* **Requirements**
Gather from the listing below each line that includes the word "amănuntul", and copy it.
--- Begin Excerpted data ---
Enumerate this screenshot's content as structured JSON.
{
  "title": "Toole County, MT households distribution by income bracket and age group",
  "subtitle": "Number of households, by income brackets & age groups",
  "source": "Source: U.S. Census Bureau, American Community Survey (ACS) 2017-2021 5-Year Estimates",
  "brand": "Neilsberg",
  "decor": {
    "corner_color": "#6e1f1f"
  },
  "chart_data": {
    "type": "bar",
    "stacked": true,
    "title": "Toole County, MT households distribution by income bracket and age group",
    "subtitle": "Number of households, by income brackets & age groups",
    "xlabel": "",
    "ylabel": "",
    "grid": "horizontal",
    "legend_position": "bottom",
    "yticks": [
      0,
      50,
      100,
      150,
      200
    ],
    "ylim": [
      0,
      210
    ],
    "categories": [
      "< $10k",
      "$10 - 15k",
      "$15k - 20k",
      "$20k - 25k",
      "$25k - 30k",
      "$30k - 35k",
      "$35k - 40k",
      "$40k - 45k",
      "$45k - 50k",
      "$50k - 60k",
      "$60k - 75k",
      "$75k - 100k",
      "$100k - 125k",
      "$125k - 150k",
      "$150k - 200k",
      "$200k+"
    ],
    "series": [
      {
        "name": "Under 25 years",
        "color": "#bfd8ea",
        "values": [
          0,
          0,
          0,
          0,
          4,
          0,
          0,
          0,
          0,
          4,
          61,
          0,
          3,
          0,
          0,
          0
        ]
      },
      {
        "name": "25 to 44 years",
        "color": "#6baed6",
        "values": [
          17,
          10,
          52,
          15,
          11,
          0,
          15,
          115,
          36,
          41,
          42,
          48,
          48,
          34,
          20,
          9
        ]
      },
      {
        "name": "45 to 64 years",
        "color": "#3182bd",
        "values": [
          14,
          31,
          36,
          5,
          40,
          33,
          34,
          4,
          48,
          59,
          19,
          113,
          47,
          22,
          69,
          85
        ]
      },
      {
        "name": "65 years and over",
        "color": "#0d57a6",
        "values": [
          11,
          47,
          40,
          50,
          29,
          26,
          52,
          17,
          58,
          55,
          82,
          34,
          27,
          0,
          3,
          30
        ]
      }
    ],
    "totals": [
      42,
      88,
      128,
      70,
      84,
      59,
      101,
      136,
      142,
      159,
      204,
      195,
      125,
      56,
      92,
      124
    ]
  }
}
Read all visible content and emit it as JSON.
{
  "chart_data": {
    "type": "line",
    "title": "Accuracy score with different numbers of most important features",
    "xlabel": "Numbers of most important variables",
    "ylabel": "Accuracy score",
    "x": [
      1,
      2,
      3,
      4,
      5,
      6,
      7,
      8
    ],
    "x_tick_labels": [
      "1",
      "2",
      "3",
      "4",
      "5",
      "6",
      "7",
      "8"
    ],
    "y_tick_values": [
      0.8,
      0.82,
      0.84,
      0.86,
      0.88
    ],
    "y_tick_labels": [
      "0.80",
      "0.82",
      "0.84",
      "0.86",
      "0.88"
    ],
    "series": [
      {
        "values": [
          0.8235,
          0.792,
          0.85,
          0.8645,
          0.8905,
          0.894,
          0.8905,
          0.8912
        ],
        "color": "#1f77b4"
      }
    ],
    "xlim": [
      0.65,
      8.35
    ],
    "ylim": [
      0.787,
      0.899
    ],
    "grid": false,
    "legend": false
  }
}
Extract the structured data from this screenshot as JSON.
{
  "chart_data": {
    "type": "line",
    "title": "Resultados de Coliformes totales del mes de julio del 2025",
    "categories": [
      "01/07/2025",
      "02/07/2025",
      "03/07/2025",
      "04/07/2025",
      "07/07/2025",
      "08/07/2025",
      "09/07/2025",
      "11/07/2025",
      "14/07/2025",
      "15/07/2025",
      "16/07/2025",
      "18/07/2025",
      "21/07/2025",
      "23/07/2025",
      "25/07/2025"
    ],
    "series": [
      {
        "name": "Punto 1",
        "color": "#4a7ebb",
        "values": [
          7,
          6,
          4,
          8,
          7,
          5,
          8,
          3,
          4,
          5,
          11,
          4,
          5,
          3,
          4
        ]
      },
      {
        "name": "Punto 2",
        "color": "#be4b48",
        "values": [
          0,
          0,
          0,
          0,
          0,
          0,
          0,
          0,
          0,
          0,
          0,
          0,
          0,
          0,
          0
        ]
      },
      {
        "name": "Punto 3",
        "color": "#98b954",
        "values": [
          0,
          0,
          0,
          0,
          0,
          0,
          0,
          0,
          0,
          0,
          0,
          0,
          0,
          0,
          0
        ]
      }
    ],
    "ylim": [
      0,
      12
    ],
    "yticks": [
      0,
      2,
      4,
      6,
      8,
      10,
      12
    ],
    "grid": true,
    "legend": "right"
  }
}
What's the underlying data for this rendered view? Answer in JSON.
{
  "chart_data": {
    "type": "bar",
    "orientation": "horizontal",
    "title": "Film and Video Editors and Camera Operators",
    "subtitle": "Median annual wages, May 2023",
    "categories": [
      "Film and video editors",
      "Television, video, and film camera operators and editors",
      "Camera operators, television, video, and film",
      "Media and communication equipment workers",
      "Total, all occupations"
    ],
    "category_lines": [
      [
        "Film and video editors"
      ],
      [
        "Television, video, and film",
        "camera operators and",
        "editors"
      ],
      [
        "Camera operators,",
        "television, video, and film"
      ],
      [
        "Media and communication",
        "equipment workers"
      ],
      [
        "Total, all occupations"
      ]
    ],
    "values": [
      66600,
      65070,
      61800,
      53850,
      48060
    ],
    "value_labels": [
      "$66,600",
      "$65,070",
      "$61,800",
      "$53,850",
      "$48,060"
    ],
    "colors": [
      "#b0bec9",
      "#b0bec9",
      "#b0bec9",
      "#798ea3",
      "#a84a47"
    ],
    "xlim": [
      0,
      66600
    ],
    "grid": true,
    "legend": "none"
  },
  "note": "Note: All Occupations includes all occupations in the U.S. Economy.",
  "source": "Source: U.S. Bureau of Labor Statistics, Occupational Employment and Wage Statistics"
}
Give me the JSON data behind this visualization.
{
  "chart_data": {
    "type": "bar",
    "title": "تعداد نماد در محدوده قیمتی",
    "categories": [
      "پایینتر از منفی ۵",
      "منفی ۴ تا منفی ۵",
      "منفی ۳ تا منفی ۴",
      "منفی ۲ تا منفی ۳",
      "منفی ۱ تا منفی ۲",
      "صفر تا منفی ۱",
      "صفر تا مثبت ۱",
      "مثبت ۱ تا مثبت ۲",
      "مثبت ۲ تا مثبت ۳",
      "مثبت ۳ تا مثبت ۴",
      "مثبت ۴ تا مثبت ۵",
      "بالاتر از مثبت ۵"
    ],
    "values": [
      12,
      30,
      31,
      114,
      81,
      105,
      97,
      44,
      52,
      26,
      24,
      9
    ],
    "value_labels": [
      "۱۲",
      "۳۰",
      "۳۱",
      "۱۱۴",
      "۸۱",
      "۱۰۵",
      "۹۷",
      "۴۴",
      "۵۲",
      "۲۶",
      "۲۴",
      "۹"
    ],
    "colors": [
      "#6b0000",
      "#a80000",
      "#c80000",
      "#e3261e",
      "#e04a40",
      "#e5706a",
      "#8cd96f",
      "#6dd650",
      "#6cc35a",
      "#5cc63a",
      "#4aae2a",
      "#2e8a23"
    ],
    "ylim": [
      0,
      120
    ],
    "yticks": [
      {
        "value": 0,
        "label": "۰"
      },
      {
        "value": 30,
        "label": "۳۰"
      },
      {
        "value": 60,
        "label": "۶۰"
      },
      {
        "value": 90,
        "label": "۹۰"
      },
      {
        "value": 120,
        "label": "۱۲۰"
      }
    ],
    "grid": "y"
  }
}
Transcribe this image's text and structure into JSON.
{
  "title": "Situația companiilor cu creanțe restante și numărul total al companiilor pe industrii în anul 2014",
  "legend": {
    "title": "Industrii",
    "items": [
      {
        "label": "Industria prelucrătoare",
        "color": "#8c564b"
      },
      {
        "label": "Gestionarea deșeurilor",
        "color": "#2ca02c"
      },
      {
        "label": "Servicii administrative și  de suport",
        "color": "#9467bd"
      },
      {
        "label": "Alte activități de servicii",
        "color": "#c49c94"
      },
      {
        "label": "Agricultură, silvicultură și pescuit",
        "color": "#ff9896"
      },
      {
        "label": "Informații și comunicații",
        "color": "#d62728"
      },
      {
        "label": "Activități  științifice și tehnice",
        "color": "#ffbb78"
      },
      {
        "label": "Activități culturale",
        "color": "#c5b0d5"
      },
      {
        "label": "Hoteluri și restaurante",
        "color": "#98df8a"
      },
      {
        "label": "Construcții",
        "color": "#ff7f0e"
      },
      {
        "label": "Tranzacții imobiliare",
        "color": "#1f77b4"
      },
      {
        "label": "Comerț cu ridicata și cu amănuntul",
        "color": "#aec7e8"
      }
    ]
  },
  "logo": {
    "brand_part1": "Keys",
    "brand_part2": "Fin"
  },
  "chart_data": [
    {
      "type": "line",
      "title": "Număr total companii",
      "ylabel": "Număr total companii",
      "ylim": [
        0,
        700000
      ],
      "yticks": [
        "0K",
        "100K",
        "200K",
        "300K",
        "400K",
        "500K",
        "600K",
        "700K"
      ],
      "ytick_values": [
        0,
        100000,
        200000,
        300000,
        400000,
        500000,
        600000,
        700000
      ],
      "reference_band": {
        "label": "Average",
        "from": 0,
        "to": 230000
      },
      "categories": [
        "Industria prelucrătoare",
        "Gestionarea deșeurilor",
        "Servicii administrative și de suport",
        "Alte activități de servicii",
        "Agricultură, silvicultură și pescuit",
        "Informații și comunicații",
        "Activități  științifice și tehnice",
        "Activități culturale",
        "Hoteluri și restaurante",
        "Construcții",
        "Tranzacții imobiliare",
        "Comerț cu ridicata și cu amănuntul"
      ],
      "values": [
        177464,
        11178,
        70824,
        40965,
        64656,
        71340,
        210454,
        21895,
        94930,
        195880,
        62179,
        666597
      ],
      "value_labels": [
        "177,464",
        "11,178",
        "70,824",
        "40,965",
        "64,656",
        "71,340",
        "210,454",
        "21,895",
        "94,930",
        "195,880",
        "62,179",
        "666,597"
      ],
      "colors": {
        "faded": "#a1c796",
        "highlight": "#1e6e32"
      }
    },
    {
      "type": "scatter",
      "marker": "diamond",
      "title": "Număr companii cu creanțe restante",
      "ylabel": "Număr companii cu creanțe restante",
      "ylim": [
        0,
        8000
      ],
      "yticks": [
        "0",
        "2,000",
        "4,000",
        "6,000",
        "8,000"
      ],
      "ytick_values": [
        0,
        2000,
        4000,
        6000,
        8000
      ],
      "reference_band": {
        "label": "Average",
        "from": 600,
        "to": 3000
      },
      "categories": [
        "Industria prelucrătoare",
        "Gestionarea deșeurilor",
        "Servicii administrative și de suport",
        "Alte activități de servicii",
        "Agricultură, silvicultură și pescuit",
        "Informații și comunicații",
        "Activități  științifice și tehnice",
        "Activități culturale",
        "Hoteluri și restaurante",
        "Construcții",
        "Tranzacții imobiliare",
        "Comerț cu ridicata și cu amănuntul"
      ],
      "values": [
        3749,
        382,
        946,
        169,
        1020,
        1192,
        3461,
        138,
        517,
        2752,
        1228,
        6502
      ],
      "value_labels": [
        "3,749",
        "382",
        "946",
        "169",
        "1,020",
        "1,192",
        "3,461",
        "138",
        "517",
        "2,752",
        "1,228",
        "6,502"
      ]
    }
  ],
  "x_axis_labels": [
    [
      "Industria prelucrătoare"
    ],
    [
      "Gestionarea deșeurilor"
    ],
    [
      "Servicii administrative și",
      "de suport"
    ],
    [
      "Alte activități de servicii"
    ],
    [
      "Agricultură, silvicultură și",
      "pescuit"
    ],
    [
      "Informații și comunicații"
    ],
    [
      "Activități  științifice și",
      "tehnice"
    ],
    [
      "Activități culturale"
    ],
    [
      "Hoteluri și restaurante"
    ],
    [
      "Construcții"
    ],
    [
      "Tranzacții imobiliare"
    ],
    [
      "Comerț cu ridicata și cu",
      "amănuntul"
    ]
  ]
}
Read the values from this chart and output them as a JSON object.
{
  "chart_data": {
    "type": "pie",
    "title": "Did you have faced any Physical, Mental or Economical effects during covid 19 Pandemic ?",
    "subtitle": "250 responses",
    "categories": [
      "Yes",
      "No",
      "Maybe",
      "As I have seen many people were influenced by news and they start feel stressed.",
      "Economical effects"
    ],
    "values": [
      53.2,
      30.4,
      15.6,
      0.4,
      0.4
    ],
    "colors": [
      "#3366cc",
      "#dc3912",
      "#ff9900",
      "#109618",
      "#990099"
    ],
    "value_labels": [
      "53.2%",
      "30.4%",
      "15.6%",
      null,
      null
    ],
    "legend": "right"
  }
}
--- End Excerpted data ---
* **Correct response**
        "label": "Comerț cu ridicata și cu amănuntul",
        "Comerț cu ridicata și cu amănuntul"
        "Comerț cu ridicata și cu amănuntul"
      "amănuntul"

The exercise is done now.